▶ **Data shown**:

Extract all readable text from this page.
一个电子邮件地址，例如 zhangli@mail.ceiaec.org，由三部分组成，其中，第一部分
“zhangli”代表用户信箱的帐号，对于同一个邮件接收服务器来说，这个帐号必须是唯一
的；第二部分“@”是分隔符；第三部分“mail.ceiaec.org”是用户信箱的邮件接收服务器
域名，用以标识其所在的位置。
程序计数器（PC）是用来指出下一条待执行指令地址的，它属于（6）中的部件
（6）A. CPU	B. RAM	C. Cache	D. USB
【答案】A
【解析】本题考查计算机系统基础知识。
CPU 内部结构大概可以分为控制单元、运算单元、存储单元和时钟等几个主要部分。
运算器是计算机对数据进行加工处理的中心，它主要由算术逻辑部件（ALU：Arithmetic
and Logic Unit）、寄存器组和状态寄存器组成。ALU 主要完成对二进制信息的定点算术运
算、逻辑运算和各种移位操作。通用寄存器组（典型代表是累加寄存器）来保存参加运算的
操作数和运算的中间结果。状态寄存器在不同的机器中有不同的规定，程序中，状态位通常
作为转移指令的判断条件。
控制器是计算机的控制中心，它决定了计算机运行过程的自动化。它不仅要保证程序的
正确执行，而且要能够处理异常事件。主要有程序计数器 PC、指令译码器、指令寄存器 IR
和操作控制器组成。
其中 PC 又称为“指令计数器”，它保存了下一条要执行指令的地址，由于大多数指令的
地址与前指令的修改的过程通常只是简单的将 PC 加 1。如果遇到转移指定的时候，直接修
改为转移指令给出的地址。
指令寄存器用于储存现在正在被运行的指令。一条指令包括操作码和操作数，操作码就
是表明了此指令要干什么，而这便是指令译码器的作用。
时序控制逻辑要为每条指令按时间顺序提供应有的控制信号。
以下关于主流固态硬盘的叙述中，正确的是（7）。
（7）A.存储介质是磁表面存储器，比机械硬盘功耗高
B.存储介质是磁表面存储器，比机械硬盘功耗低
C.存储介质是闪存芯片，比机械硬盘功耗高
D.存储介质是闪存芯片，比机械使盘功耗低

▶ **Work instructions**: Write out all the data again, exactly as it appears.

▶ **Full response**:
Extract all readable text from this page.
一个电子邮件地址，例如 zhangli@mail.ceiaec.org，由三部分组成，其中，第一部分
“zhangli”代表用户信箱的帐号，对于同一个邮件接收服务器来说，这个帐号必须是唯一
的；第二部分“@”是分隔符；第三部分“mail.ceiaec.org”是用户信箱的邮件接收服务器
域名，用以标识其所在的位置。
程序计数器（PC）是用来指出下一条待执行指令地址的，它属于（6）中的部件
（6）A. CPU	B. RAM	C. Cache	D. USB
【答案】A
【解析】本题考查计算机系统基础知识。
CPU 内部结构大概可以分为控制单元、运算单元、存储单元和时钟等几个主要部分。
运算器是计算机对数据进行加工处理的中心，它主要由算术逻辑部件（ALU：Arithmetic
and Logic Unit）、寄存器组和状态寄存器组成。ALU 主要完成对二进制信息的定点算术运
算、逻辑运算和各种移位操作。通用寄存器组（典型代表是累加寄存器）来保存参加运算的
操作数和运算的中间结果。状态寄存器在不同的机器中有不同的规定，程序中，状态位通常
作为转移指令的判断条件。
控制器是计算机的控制中心，它决定了计算机运行过程的自动化。它不仅要保证程序的
正确执行，而且要能够处理异常事件。主要有程序计数器 PC、指令译码器、指令寄存器 IR
和操作控制器组成。
其中 PC 又称为“指令计数器”，它保存了下一条要执行指令的地址，由于大多数指令的
地址与前指令的修改的过程通常只是简单的将 PC 加 1。如果遇到转移指定的时候，直接修
改为转移指令给出的地址。
指令寄存器用于储存现在正在被运行的指令。一条指令包括操作码和操作数，操作码就
是表明了此指令要干什么，而这便是指令译码器的作用。
时序控制逻辑要为每条指令按时间顺序提供应有的控制信号。
以下关于主流固态硬盘的叙述中，正确的是（7）。
（7）A.存储介质是磁表面存储器，比机械硬盘功耗高
B.存储介质是磁表面存储器，比机械硬盘功耗低
C.存储介质是闪存芯片，比机械硬盘功耗高
D.存储介质是闪存芯片，比机械使盘功耗低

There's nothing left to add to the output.